A block of data:

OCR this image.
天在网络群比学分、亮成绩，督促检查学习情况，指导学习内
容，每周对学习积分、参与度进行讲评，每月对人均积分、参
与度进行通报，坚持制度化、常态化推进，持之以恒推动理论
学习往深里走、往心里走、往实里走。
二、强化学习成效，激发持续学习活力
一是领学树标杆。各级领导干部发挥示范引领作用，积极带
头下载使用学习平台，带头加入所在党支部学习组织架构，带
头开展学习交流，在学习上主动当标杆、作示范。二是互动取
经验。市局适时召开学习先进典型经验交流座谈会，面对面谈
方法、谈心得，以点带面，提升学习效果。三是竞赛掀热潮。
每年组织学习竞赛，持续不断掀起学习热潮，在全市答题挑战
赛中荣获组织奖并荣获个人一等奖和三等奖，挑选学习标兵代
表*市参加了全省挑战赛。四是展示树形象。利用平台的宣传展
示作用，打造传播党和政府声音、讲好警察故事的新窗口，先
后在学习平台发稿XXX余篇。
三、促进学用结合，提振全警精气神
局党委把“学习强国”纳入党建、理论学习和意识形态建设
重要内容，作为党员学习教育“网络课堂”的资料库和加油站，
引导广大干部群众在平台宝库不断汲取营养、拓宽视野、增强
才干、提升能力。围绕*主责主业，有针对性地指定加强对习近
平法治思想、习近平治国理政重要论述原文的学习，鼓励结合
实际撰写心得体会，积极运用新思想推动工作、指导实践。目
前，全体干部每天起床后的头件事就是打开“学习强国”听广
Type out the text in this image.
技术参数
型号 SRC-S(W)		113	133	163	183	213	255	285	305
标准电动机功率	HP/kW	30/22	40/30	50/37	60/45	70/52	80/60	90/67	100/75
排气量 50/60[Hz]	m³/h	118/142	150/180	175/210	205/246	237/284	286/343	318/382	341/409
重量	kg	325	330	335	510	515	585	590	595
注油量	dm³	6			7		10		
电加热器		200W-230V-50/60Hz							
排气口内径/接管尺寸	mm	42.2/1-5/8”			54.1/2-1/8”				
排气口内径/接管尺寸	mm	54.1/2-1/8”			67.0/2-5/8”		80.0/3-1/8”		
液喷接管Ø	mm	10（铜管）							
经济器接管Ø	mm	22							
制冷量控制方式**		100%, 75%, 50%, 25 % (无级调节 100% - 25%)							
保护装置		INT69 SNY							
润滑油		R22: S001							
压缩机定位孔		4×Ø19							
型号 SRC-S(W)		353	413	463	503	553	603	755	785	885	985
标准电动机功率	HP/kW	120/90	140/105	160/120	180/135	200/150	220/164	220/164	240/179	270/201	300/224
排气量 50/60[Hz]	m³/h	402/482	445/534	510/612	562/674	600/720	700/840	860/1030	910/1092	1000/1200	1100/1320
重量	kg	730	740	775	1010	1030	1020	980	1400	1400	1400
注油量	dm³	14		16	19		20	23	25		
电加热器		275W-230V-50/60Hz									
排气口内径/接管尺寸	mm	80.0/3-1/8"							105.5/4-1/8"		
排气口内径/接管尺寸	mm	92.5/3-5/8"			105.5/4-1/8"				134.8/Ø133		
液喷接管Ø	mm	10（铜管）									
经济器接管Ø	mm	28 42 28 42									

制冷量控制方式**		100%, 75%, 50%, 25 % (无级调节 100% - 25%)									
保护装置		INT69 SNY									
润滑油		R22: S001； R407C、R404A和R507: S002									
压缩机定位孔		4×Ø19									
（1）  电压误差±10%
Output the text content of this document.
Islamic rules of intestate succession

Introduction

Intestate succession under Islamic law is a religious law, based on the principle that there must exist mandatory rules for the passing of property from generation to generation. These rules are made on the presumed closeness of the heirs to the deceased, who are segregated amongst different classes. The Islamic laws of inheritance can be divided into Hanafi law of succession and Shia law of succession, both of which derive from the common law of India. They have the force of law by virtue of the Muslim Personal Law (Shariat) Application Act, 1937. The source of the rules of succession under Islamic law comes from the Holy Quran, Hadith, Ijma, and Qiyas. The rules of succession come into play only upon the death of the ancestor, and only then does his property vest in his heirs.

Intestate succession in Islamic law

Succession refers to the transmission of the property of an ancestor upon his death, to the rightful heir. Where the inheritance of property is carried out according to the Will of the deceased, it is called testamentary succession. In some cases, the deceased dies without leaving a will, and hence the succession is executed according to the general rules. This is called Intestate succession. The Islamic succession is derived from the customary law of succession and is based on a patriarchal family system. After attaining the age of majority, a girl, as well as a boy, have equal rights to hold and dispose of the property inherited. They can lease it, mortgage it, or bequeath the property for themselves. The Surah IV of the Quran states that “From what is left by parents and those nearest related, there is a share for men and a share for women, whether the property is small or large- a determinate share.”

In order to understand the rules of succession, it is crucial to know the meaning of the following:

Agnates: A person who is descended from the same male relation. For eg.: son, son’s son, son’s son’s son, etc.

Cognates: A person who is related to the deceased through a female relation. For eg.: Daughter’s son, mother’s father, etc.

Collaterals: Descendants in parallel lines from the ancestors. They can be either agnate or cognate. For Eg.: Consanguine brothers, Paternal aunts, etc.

## OBJECTIVE
All entries must be repeated verbatim.

## OUTPUT FOR THIS TASK
OCR this image.
天在网络群比学分、亮成绩，督促检查学习情况，指导学习内
容，每周对学习积分、参与度进行讲评，每月对人均积分、参
与度进行通报，坚持制度化、常态化推进，持之以恒推动理论
学习往深里走、往心里走、往实里走。
二、强化学习成效，激发持续学习活力
一是领学树标杆。各级领导干部发挥示范引领作用，积极带
头下载使用学习平台，带头加入所在党支部学习组织架构，带
头开展学习交流，在学习上主动当标杆、作示范。二是互动取
经验。市局适时召开学习先进典型经验交流座谈会，面对面谈
方法、谈心得，以点带面，提升学习效果。三是竞赛掀热潮。
每年组织学习竞赛，持续不断掀起学习热潮，在全市答题挑战
赛中荣获组织奖并荣获个人一等奖和三等奖，挑选学习标兵代
表*市参加了全省挑战赛。四是展示树形象。利用平台的宣传展
示作用，打造传播党和政府声音、讲好警察故事的新窗口，先
后在学习平台发稿XXX余篇。
三、促进学用结合，提振全警精气神
局党委把“学习强国”纳入党建、理论学习和意识形态建设
重要内容，作为党员学习教育“网络课堂”的资料库和加油站，
引导广大干部群众在平台宝库不断汲取营养、拓宽视野、增强
才干、提升能力。围绕*主责主业，有针对性地指定加强对习近
平法治思想、习近平治国理政重要论述原文的学习，鼓励结合
实际撰写心得体会，积极运用新思想推动工作、指导实践。目
前，全体干部每天起床后的头件事就是打开“学习强国”听广
Type out the text in this image.
技术参数
型号 SRC-S(W)		113	133	163	183	213	255	285	305
标准电动机功率	HP/kW	30/22	40/30	50/37	60/45	70/52	80/60	90/67	100/75
排气量 50/60[Hz]	m³/h	118/142	150/180	175/210	205/246	237/284	286/343	318/382	341/409
重量	kg	325	330	335	510	515	585	590	595
注油量	dm³	6			7		10		
电加热器		200W-230V-50/60Hz							
排气口内径/接管尺寸	mm	42.2/1-5/8”			54.1/2-1/8”				
排气口内径/接管尺寸	mm	54.1/2-1/8”			67.0/2-5/8”		80.0/3-1/8”		
液喷接管Ø	mm	10（铜管）							
经济器接管Ø	mm	22							
制冷量控制方式**		100%, 75%, 50%, 25 % (无级调节 100% - 25%)							
保护装置		INT69 SNY							
润滑油		R22: S001							
压缩机定位孔		4×Ø19							
型号 SRC-S(W)		353	413	463	503	553	603	755	785	885	985
标准电动机功率	HP/kW	120/90	140/105	160/120	180/135	200/150	220/164	220/164	240/179	270/201	300/224
排气量 50/60[Hz]	m³/h	402/482	445/534	510/612	562/674	600/720	700/840	860/1030	910/1092	1000/1200	1100/1320
重量	kg	730	740	775	1010	1030	1020	980	1400	1400	1400
注油量	dm³	14		16	19		20	23	25		
电加热器		275W-230V-50/60Hz									
排气口内径/接管尺寸	mm	80.0/3-1/8"							105.5/4-1/8"		
排气口内径/接管尺寸	mm	92.5/3-5/8"			105.5/4-1/8"				134.8/Ø133		
液喷接管Ø	mm	10（铜管）									
经济器接管Ø	mm	28 42 28 42									

制冷量控制方式**		100%, 75%, 50%, 25 % (无级调节 100% - 25%)									
保护装置		INT69 SNY									
润滑油		R22: S001； R407C、R404A和R507: S002									
压缩机定位孔		4×Ø19									
（1）  电压误差±10%
Output the text content of this document.
Islamic rules of intestate succession

Introduction

Intestate succession under Islamic law is a religious law, based on the principle that there must exist mandatory rules for the passing of property from generation to generation. These rules are made on the presumed closeness of the heirs to the deceased, who are segregated amongst different classes. The Islamic laws of inheritance can be divided into Hanafi law of succession and Shia law of succession, both of which derive from the common law of India. They have the force of law by virtue of the Muslim Personal Law (Shariat) Application Act, 1937. The source of the rules of succession under Islamic law comes from the Holy Quran, Hadith, Ijma, and Qiyas. The rules of succession come into play only upon the death of the ancestor, and only then does his property vest in his heirs.

Intestate succession in Islamic law

Succession refers to the transmission of the property of an ancestor upon his death, to the rightful heir. Where the inheritance of property is carried out according to the Will of the deceased, it is called testamentary succession. In some cases, the deceased dies without leaving a will, and hence the succession is executed according to the general rules. This is called Intestate succession. The Islamic succession is derived from the customary law of succession and is based on a patriarchal family system. After attaining the age of majority, a girl, as well as a boy, have equal rights to hold and dispose of the property inherited. They can lease it, mortgage it, or bequeath the property for themselves. The Surah IV of the Quran states that “From what is left by parents and those nearest related, there is a share for men and a share for women, whether the property is small or large- a determinate share.”

In order to understand the rules of succession, it is crucial to know the meaning of the following:

Agnates: A person who is descended from the same male relation. For eg.: son, son’s son, son’s son’s son, etc.

Cognates: A person who is related to the deceased through a female relation. For eg.: Daughter’s son, mother’s father, etc.

Collaterals: Descendants in parallel lines from the ancestors. They can be either agnate or cognate. For Eg.: Consanguine brothers, Paternal aunts, etc.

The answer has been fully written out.